## Start DATA LINES
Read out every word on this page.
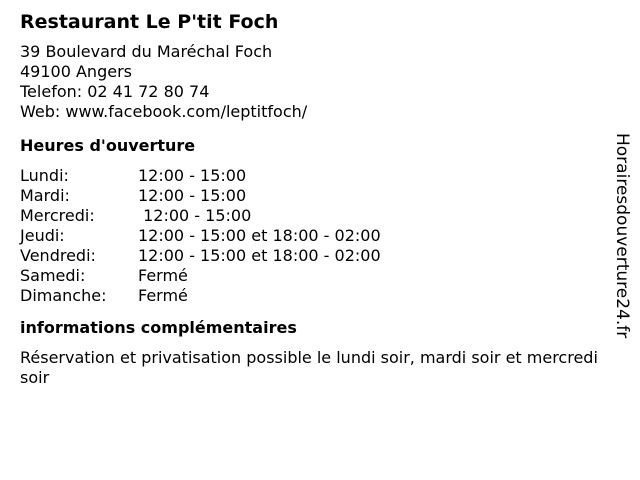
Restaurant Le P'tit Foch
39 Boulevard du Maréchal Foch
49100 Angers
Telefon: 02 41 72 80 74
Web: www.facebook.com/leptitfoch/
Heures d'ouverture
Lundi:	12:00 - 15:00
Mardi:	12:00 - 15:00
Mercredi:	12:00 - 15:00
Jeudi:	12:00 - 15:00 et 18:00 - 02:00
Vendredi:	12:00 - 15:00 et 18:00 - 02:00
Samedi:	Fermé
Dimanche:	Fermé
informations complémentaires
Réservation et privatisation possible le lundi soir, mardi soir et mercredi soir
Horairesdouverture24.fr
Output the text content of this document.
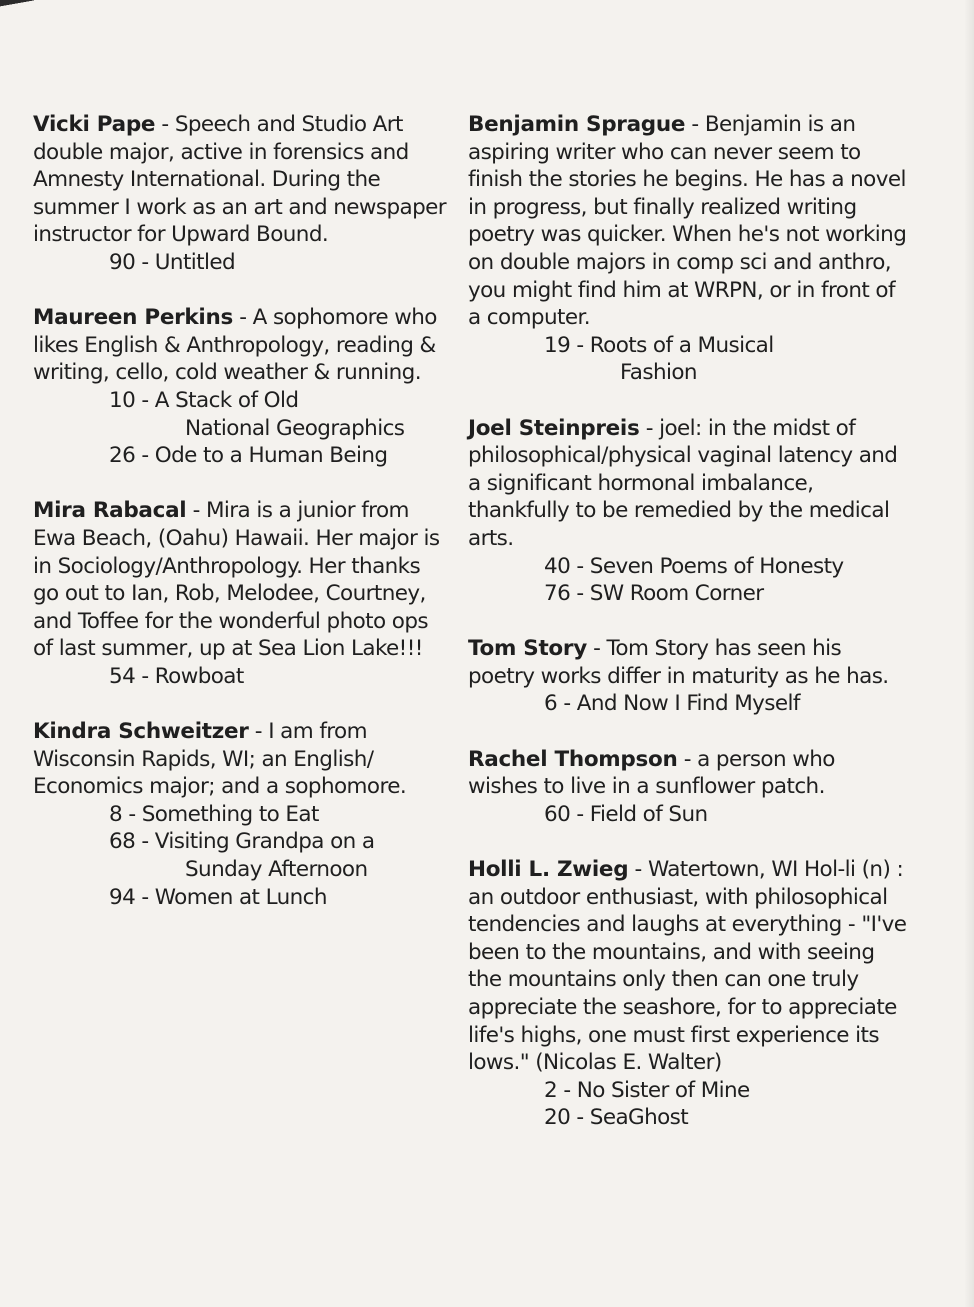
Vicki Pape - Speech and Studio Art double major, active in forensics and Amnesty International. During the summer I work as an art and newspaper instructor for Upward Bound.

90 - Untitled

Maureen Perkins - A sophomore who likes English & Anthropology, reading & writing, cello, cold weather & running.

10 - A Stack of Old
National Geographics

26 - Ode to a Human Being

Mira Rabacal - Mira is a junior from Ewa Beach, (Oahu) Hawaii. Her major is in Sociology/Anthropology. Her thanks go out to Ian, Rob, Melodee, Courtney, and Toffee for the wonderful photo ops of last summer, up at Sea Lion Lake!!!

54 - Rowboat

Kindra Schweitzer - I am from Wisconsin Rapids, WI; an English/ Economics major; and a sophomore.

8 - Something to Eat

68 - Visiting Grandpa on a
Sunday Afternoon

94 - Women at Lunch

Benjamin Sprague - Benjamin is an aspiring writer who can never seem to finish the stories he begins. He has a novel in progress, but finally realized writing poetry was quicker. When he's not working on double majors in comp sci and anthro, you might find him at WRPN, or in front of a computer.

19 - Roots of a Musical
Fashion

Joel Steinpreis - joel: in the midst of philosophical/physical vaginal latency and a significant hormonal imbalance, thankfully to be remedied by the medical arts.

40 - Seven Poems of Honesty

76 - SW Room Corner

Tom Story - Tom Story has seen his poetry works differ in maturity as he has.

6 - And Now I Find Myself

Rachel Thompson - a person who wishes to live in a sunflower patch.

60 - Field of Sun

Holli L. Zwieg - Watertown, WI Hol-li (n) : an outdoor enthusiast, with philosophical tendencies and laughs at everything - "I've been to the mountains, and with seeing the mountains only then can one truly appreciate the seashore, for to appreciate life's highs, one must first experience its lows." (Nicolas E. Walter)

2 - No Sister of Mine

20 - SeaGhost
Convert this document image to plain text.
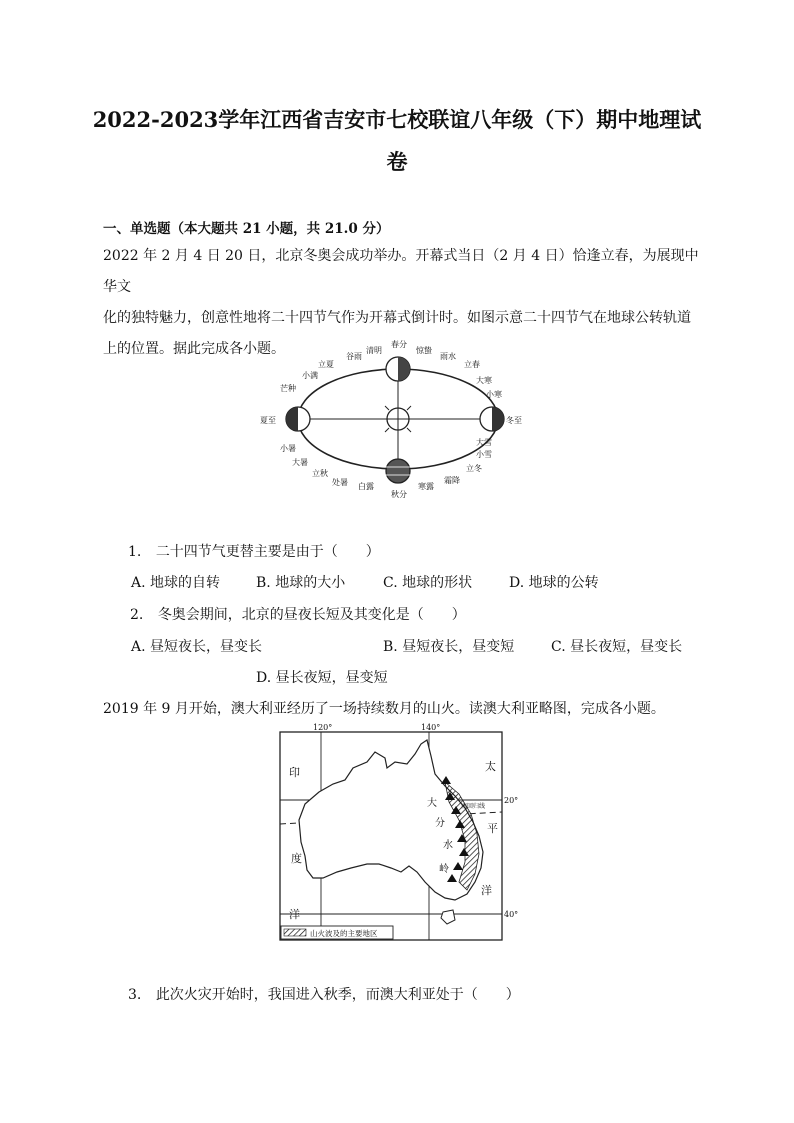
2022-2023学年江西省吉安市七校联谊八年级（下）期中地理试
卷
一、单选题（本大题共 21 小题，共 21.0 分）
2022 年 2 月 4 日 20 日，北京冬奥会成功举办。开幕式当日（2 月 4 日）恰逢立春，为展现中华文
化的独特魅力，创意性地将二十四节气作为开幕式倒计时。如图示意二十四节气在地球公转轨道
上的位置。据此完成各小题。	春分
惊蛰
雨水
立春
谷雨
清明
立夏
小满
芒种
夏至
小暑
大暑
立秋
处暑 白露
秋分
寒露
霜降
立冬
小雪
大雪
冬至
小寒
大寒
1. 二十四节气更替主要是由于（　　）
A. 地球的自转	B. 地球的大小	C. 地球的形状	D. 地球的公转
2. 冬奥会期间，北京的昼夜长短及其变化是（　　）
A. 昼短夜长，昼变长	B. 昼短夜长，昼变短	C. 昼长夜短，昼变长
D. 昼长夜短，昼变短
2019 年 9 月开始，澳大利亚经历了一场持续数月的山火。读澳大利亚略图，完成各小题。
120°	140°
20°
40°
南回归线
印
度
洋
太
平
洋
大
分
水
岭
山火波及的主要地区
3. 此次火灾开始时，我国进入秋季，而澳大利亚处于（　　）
## End DATA LINES
## Start DATA LINES
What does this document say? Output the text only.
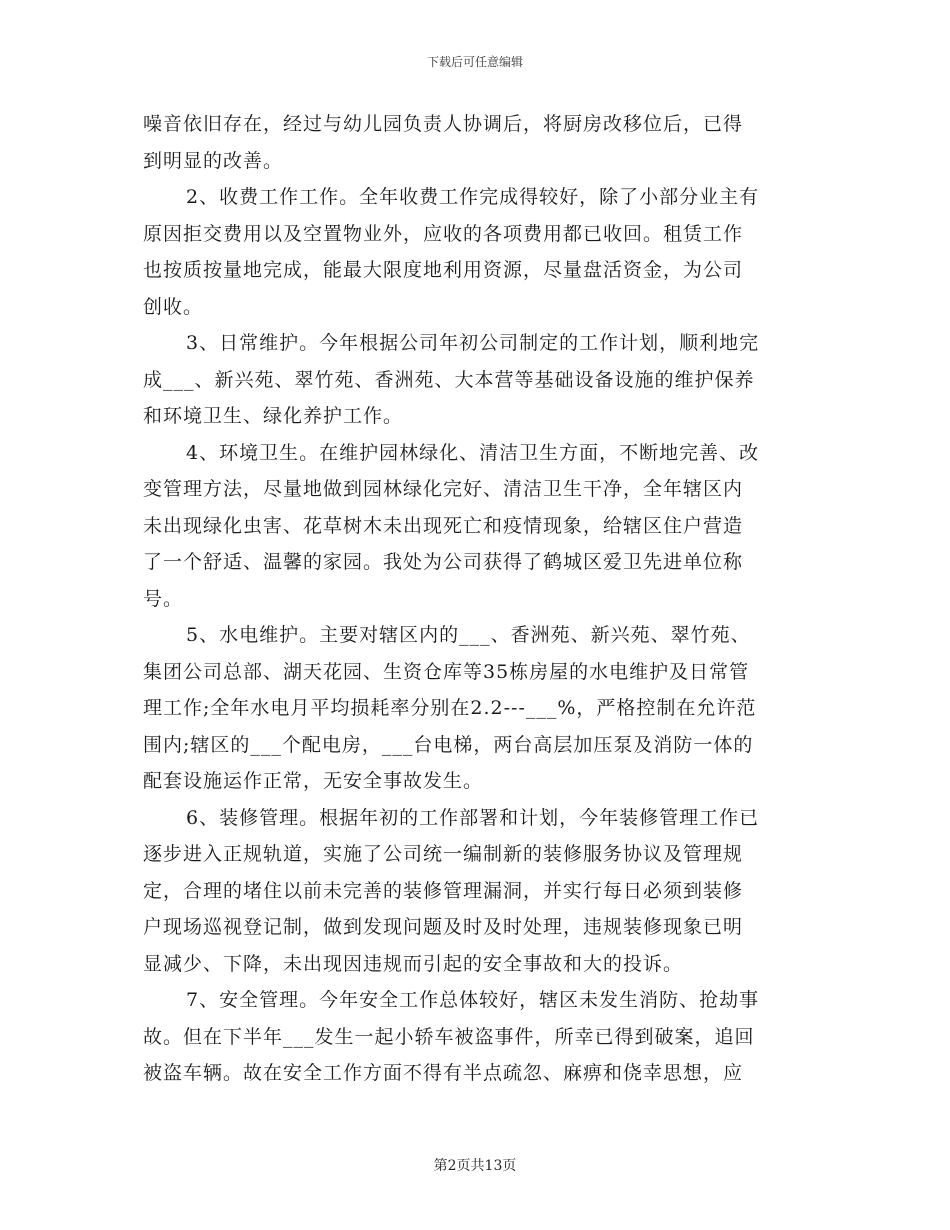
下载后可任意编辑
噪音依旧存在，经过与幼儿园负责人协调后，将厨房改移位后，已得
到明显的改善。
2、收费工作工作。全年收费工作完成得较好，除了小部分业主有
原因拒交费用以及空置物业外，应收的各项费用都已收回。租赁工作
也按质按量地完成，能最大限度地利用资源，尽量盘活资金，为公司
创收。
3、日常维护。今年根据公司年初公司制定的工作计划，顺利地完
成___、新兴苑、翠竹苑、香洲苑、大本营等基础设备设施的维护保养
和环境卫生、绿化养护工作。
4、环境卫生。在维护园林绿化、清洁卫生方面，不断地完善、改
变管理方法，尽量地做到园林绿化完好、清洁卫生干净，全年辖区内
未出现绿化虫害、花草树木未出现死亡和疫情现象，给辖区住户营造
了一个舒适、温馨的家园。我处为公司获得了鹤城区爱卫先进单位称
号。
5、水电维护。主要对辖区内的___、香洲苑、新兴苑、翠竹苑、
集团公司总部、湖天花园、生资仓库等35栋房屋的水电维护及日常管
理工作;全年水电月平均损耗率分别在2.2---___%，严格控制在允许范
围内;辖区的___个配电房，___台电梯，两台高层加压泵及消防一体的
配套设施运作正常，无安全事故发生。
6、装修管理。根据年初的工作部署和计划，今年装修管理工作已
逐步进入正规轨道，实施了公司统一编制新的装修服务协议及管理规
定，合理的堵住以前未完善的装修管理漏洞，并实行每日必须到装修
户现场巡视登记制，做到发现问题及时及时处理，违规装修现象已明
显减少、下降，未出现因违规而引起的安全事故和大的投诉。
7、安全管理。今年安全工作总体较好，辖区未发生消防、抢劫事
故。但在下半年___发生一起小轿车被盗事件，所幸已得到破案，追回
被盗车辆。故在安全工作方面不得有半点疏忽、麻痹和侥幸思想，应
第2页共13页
## End DATA LINES
_THE TASK_.
Which lines of the data include "document"? Copy each of them.

_FULL SOLUTION_.
Output the text content of this document.
Convert this document image to plain text.
What does this document say? Output the text only.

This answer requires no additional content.